▶ [Short exercise] Edit the listing from its first line through the line containing "y-tick-label: 60% xyxy=(75,162,101,177)" by replacing "Telecom" with "Telecommunications", leaving everything else unchanged. Return only those lines.

..........

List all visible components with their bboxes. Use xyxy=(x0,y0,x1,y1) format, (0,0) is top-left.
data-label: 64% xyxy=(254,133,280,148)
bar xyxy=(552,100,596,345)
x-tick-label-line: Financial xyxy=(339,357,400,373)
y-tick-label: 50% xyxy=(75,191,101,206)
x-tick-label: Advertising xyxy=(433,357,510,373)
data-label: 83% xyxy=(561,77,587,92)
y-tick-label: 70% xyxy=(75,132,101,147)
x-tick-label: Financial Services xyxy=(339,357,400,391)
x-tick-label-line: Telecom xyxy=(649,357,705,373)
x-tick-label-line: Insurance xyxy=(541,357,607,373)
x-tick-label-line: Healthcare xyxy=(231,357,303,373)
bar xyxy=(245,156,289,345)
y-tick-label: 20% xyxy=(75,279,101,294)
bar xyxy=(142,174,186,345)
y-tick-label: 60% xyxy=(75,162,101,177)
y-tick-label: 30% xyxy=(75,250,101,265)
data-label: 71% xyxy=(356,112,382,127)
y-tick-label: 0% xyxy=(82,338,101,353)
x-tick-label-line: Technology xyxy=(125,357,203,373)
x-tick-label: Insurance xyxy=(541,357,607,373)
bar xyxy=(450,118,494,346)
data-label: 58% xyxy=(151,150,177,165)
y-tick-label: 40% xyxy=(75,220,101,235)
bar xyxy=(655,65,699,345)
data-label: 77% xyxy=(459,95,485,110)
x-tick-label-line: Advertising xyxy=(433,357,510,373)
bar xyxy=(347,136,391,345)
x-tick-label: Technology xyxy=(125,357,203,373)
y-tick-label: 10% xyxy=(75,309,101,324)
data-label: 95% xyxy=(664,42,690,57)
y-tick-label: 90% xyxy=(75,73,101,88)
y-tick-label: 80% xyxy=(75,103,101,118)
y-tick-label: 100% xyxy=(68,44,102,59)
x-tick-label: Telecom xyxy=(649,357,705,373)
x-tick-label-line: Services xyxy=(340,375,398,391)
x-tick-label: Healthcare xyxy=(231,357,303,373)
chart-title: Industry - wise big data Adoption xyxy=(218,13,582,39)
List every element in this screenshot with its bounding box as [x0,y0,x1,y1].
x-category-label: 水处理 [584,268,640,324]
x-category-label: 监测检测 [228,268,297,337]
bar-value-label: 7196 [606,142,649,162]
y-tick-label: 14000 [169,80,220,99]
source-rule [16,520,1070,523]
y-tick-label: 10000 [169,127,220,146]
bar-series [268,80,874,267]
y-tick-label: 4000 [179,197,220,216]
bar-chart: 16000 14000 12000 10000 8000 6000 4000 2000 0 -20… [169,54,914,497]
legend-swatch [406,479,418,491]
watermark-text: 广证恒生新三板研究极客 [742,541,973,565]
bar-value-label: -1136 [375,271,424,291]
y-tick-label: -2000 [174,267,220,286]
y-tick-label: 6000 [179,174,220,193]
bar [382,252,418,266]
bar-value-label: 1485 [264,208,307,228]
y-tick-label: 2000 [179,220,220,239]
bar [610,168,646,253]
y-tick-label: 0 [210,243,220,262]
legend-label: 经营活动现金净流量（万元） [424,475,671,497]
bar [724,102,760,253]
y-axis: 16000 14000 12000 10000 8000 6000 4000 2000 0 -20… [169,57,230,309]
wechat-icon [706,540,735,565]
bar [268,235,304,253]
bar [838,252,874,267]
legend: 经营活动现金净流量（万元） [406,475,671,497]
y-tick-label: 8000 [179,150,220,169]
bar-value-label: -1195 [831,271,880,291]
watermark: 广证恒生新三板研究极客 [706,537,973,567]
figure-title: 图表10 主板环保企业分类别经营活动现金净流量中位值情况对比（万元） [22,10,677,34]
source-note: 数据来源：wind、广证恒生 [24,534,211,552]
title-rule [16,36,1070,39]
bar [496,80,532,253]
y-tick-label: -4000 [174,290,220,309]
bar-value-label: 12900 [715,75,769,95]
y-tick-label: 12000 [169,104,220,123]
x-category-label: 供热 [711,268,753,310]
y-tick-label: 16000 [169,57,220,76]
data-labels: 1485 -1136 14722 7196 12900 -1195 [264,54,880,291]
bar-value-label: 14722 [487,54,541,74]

..........

▶ [Answer to this exercise]
List all visible components with their bboxes. Use xyxy=(x0,y0,x1,y1) format, (0,0) is top-left.
data-label: 64% xyxy=(254,133,280,148)
bar xyxy=(552,100,596,345)
x-tick-label-line: Financial xyxy=(339,357,400,373)
y-tick-label: 50% xyxy=(75,191,101,206)
x-tick-label: Advertising xyxy=(433,357,510,373)
data-label: 83% xyxy=(561,77,587,92)
y-tick-label: 70% xyxy=(75,132,101,147)
x-tick-label: Financial Services xyxy=(339,357,400,391)
x-tick-label-line: Telecommunications xyxy=(649,357,705,373)
x-tick-label-line: Insurance xyxy=(541,357,607,373)
x-tick-label-line: Healthcare xyxy=(231,357,303,373)
bar xyxy=(245,156,289,345)
y-tick-label: 20% xyxy=(75,279,101,294)
bar xyxy=(142,174,186,345)
y-tick-label: 60% xyxy=(75,162,101,177)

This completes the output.